### WHAT YOU SHOULD DO:
Return each line that holds the word "sleeve".

### INPUT ROWS:

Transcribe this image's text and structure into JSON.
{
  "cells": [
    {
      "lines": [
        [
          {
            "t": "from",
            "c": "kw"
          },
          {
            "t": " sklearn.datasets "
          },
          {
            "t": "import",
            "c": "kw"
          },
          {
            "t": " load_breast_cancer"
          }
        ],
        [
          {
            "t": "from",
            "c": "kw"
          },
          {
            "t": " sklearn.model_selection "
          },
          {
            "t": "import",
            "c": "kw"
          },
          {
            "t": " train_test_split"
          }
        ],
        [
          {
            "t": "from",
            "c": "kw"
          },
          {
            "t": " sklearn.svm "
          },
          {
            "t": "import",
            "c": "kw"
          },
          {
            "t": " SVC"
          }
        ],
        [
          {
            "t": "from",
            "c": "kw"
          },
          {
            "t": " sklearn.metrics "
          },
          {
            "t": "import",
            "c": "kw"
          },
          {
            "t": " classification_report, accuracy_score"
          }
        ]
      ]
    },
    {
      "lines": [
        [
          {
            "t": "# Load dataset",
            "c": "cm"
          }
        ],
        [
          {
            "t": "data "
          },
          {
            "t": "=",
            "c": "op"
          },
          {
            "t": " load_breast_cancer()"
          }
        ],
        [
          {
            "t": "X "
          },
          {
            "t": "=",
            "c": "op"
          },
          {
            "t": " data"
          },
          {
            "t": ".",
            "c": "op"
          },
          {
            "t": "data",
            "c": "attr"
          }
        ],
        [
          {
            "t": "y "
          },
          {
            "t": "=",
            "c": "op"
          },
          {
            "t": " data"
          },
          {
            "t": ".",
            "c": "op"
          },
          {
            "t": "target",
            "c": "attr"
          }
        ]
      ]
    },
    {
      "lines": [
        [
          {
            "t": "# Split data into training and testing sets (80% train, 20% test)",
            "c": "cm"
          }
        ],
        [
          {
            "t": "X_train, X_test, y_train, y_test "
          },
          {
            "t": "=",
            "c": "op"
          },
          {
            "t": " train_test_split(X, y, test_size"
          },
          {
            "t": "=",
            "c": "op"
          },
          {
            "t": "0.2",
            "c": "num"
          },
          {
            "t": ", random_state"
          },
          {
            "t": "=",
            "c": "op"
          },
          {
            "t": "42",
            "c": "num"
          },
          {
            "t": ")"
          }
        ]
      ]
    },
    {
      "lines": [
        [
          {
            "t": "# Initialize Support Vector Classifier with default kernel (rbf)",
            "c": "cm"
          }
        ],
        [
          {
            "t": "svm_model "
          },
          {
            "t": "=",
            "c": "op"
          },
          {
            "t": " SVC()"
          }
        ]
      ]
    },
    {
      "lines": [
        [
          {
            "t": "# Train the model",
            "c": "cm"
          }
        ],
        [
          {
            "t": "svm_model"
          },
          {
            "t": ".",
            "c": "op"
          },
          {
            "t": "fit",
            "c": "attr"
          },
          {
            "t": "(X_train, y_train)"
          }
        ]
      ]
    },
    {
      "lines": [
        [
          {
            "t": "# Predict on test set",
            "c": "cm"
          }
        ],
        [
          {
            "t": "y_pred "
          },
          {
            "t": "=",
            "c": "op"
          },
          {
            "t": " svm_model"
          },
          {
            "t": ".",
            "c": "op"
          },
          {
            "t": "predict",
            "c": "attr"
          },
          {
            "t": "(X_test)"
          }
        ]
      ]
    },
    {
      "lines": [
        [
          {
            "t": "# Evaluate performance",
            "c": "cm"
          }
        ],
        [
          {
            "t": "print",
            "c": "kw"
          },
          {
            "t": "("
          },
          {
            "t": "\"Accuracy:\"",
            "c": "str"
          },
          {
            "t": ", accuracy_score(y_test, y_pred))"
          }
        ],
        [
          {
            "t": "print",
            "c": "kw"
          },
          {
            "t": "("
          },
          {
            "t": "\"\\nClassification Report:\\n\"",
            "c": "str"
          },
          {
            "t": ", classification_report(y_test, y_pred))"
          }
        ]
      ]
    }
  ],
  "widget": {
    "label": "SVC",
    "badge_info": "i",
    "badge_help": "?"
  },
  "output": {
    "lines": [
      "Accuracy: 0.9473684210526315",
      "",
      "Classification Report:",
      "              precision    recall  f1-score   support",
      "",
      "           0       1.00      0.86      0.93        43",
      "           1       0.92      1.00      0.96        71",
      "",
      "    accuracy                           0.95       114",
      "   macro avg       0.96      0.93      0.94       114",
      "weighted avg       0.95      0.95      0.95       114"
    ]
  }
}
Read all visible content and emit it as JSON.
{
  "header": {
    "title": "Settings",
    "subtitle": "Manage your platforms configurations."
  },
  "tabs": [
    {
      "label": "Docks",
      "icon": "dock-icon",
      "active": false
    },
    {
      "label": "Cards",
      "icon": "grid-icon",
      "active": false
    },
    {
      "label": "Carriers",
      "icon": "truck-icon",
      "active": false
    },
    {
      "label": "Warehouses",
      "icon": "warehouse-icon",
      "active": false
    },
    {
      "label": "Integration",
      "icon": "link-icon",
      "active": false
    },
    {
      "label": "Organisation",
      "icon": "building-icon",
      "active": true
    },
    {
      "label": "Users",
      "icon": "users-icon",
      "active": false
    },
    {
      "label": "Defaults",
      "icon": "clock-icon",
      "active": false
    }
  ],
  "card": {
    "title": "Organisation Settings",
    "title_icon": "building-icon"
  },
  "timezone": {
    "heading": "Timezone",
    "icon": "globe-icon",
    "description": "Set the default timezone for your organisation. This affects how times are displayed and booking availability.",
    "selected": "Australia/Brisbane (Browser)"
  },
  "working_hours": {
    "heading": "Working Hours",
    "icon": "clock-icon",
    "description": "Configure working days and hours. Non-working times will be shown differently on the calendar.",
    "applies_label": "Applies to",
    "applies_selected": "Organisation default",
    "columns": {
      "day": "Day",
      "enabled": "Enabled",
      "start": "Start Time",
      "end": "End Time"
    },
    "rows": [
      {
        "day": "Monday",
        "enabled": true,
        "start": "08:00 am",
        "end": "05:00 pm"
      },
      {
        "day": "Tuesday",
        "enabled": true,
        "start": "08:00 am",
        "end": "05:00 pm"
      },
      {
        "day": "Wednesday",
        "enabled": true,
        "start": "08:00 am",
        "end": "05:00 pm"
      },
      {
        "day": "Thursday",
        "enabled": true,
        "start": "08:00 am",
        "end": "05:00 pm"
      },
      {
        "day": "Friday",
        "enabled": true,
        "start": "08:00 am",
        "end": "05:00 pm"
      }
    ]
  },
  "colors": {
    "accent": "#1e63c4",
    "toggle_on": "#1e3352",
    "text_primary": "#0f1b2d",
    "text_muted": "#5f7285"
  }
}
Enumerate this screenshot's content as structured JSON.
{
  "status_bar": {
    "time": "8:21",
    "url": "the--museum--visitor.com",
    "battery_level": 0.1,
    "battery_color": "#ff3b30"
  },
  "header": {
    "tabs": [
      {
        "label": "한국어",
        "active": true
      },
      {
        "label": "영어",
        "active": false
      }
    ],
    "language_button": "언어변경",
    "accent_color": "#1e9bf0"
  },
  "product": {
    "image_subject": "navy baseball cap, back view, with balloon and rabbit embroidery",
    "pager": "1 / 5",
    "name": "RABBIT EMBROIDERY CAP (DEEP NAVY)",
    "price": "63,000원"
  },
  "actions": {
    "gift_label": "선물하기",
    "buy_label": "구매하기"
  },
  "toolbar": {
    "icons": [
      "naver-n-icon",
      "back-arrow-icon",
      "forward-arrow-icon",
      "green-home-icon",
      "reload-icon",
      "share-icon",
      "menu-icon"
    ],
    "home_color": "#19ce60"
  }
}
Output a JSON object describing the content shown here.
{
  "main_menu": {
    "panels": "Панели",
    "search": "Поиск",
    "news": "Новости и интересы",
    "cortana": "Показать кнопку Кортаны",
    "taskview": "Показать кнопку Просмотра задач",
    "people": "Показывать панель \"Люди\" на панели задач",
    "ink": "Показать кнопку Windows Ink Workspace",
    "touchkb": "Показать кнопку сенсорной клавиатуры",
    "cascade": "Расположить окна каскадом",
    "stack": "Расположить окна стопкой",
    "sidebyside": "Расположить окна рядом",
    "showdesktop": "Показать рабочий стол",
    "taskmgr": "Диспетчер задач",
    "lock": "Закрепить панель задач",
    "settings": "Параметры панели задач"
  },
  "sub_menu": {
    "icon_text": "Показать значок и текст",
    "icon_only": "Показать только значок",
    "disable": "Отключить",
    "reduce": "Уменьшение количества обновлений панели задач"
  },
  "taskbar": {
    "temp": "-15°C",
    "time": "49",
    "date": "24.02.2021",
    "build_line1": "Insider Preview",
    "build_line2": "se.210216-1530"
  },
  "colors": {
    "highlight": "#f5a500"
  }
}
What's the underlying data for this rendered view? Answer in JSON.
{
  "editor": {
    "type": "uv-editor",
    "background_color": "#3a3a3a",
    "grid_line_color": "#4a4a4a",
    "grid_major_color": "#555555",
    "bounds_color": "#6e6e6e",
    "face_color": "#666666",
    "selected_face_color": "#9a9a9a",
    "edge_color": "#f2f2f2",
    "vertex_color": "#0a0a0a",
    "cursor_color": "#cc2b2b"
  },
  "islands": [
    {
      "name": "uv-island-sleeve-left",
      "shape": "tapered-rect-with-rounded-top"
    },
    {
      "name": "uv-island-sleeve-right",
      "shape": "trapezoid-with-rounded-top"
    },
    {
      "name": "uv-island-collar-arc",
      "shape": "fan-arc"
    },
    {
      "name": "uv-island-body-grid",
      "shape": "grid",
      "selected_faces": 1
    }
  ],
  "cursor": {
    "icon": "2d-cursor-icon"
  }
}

### FULL ANSWER:
      "name": "uv-island-sleeve-left",
      "name": "uv-island-sleeve-right",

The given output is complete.